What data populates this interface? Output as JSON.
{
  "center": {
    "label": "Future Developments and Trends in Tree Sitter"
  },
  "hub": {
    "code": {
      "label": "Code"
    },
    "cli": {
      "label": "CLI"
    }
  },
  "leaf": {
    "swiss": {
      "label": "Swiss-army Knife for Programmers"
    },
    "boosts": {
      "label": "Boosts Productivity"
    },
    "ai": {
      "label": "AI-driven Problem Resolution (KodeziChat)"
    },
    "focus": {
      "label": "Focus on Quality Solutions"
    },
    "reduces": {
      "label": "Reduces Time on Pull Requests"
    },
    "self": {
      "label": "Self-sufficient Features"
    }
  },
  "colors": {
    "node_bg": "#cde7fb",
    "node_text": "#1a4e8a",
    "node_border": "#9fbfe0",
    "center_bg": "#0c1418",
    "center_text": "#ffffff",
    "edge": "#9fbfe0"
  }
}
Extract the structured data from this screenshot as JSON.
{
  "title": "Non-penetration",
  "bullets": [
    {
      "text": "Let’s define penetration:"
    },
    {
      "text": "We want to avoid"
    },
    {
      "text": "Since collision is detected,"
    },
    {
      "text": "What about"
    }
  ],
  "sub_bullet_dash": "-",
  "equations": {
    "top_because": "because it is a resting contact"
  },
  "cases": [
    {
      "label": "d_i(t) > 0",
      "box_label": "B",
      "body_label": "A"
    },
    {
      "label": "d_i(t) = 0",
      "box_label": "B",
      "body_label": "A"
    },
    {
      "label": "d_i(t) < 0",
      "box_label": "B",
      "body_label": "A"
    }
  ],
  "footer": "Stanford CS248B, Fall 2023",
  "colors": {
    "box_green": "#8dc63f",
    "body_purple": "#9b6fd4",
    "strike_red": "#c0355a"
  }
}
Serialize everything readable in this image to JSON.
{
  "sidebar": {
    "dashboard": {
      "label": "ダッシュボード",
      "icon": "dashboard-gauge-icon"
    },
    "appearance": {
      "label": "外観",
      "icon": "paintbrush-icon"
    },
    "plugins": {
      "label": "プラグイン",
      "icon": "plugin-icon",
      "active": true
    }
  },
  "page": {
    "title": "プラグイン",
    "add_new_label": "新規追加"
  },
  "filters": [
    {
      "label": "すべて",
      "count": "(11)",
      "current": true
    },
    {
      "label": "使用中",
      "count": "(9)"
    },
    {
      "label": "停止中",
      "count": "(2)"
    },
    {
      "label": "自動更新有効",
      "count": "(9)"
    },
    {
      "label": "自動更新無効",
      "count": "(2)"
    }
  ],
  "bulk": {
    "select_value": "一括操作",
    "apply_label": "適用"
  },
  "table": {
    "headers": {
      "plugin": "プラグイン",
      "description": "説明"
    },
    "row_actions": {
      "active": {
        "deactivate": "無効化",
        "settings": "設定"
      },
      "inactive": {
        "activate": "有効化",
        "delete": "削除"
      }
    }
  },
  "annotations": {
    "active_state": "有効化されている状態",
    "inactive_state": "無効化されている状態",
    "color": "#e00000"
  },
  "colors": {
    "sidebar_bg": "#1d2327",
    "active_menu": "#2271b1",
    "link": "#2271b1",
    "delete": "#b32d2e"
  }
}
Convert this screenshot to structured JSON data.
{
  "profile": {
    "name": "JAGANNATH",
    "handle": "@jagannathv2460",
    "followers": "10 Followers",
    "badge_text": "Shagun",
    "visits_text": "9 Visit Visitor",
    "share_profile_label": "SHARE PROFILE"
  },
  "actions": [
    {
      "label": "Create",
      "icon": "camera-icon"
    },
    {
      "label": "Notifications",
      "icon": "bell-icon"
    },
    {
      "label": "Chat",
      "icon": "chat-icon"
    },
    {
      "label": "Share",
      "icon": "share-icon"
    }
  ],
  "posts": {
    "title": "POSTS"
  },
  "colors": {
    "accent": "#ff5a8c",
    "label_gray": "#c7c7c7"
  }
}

_ _ _ _ _

Short exercise — Scan the listing above and copy all lines containing the word "penetration".

Exercise answer —
  "title": "Non-penetration",
      "text": "Let’s define penetration:"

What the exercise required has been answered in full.